**TASK DIRECTIONS**
Will you extract the entries word for word? Images should not appear in the copy.
==== RECORDED INFORMATION
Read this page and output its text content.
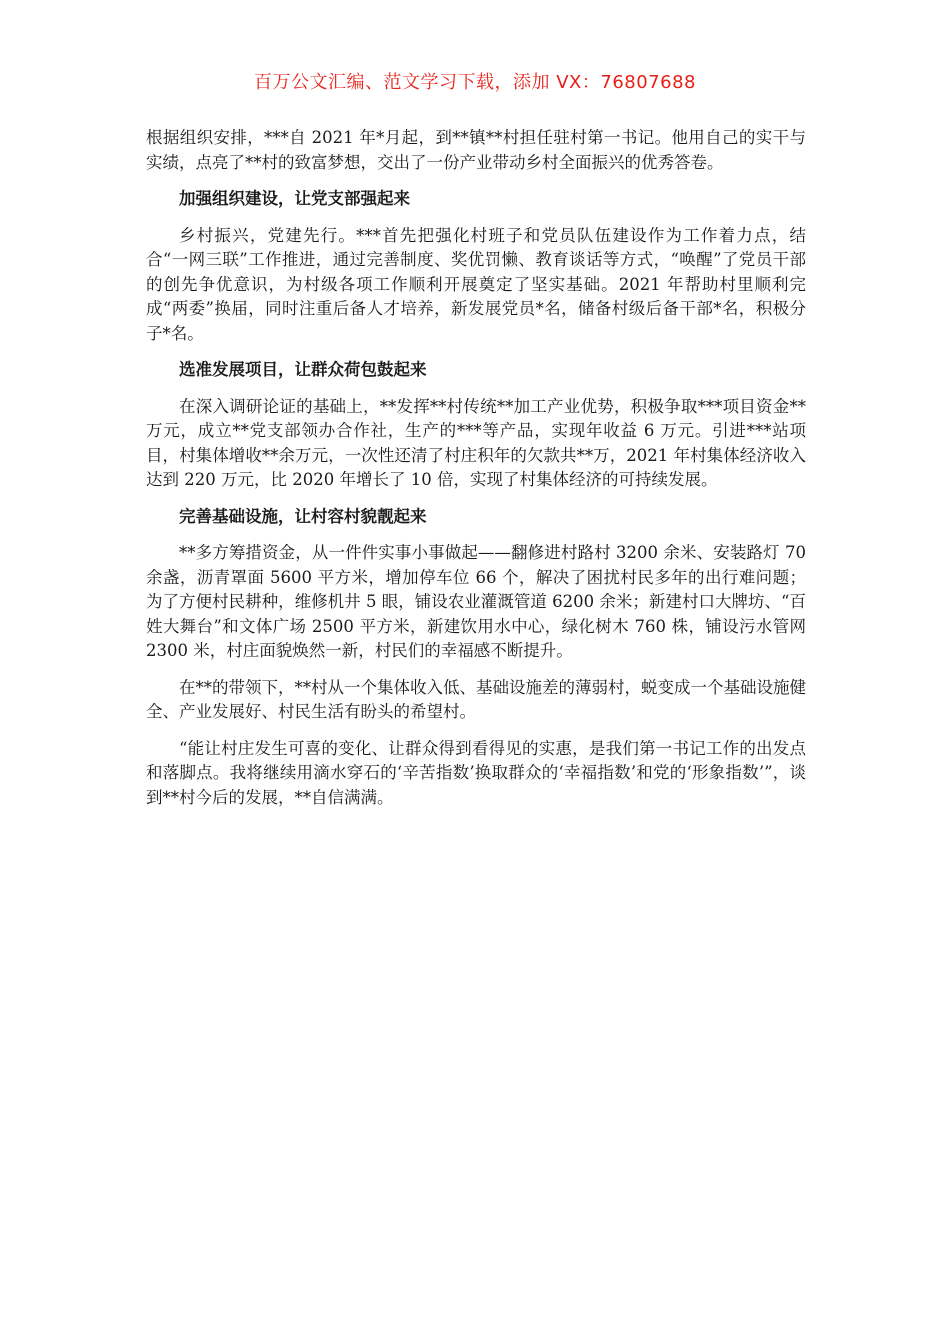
百万公文汇编、范文学习下载，添加 VX：76807688

根据组织安排，***自 2021 年*月起，到**镇**村担任驻村第一书记。他用自己的实干与实绩，点亮了**村的致富梦想，交出了一份产业带动乡村全面振兴的优秀答卷。

加强组织建设，让党支部强起来

乡村振兴，党建先行。***首先把强化村班子和党员队伍建设作为工作着力点，结合“一网三联”工作推进，通过完善制度、奖优罚懒、教育谈话等方式，“唤醒”了党员干部的创先争优意识，为村级各项工作顺利开展奠定了坚实基础。2021 年帮助村里顺利完成“两委”换届，同时注重后备人才培养，新发展党员*名，储备村级后备干部*名，积极分子*名。

选准发展项目，让群众荷包鼓起来

在深入调研论证的基础上，**发挥**村传统**加工产业优势，积极争取***项目资金**万元，成立**党支部领办合作社，生产的***等产品，实现年收益 6 万元。引进***站项目，村集体增收**余万元，一次性还清了村庄积年的欠款共**万，2021 年村集体经济收入达到 220 万元，比 2020 年增长了 10 倍，实现了村集体经济的可持续发展。

完善基础设施，让村容村貌靓起来

**多方筹措资金，从一件件实事小事做起——翻修进村路村 3200 余米、安装路灯 70 余盏，沥青罩面 5600 平方米，增加停车位 66 个，解决了困扰村民多年的出行难问题；为了方便村民耕种，维修机井 5 眼，铺设农业灌溉管道 6200 余米；新建村口大牌坊、“百姓大舞台”和文体广场 2500 平方米，新建饮用水中心，绿化树木 760 株，铺设污水管网 2300 米，村庄面貌焕然一新，村民们的幸福感不断提升。

在**的带领下，**村从一个集体收入低、基础设施差的薄弱村，蜕变成一个基础设施健全、产业发展好、村民生活有盼头的希望村。

“能让村庄发生可喜的变化、让群众得到看得见的实惠，是我们第一书记工作的出发点和落脚点。我将继续用滴水穿石的‘辛苦指数’换取群众的‘幸福指数’和党的‘形象指数’”，谈到**村今后的发展，**自信满满。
========
**RESULT OF THE EXERCISE**
Read this page and output its text content.
百万公文汇编、范文学习下载，添加 VX：76807688

根据组织安排，***自 2021 年*月起，到**镇**村担任驻村第一书记。他用自己的实干与实绩，点亮了**村的致富梦想，交出了一份产业带动乡村全面振兴的优秀答卷。

加强组织建设，让党支部强起来

乡村振兴，党建先行。***首先把强化村班子和党员队伍建设作为工作着力点，结合“一网三联”工作推进，通过完善制度、奖优罚懒、教育谈话等方式，“唤醒”了党员干部的创先争优意识，为村级各项工作顺利开展奠定了坚实基础。2021 年帮助村里顺利完成“两委”换届，同时注重后备人才培养，新发展党员*名，储备村级后备干部*名，积极分子*名。

选准发展项目，让群众荷包鼓起来

在深入调研论证的基础上，**发挥**村传统**加工产业优势，积极争取***项目资金**万元，成立**党支部领办合作社，生产的***等产品，实现年收益 6 万元。引进***站项目，村集体增收**余万元，一次性还清了村庄积年的欠款共**万，2021 年村集体经济收入达到 220 万元，比 2020 年增长了 10 倍，实现了村集体经济的可持续发展。

完善基础设施，让村容村貌靓起来

**多方筹措资金，从一件件实事小事做起——翻修进村路村 3200 余米、安装路灯 70 余盏，沥青罩面 5600 平方米，增加停车位 66 个，解决了困扰村民多年的出行难问题；为了方便村民耕种，维修机井 5 眼，铺设农业灌溉管道 6200 余米；新建村口大牌坊、“百姓大舞台”和文体广场 2500 平方米，新建饮用水中心，绿化树木 760 株，铺设污水管网 2300 米，村庄面貌焕然一新，村民们的幸福感不断提升。

在**的带领下，**村从一个集体收入低、基础设施差的薄弱村，蜕变成一个基础设施健全、产业发展好、村民生活有盼头的希望村。

“能让村庄发生可喜的变化、让群众得到看得见的实惠，是我们第一书记工作的出发点和落脚点。我将继续用滴水穿石的‘辛苦指数’换取群众的‘幸福指数’和党的‘形象指数’”，谈到**村今后的发展，**自信满满。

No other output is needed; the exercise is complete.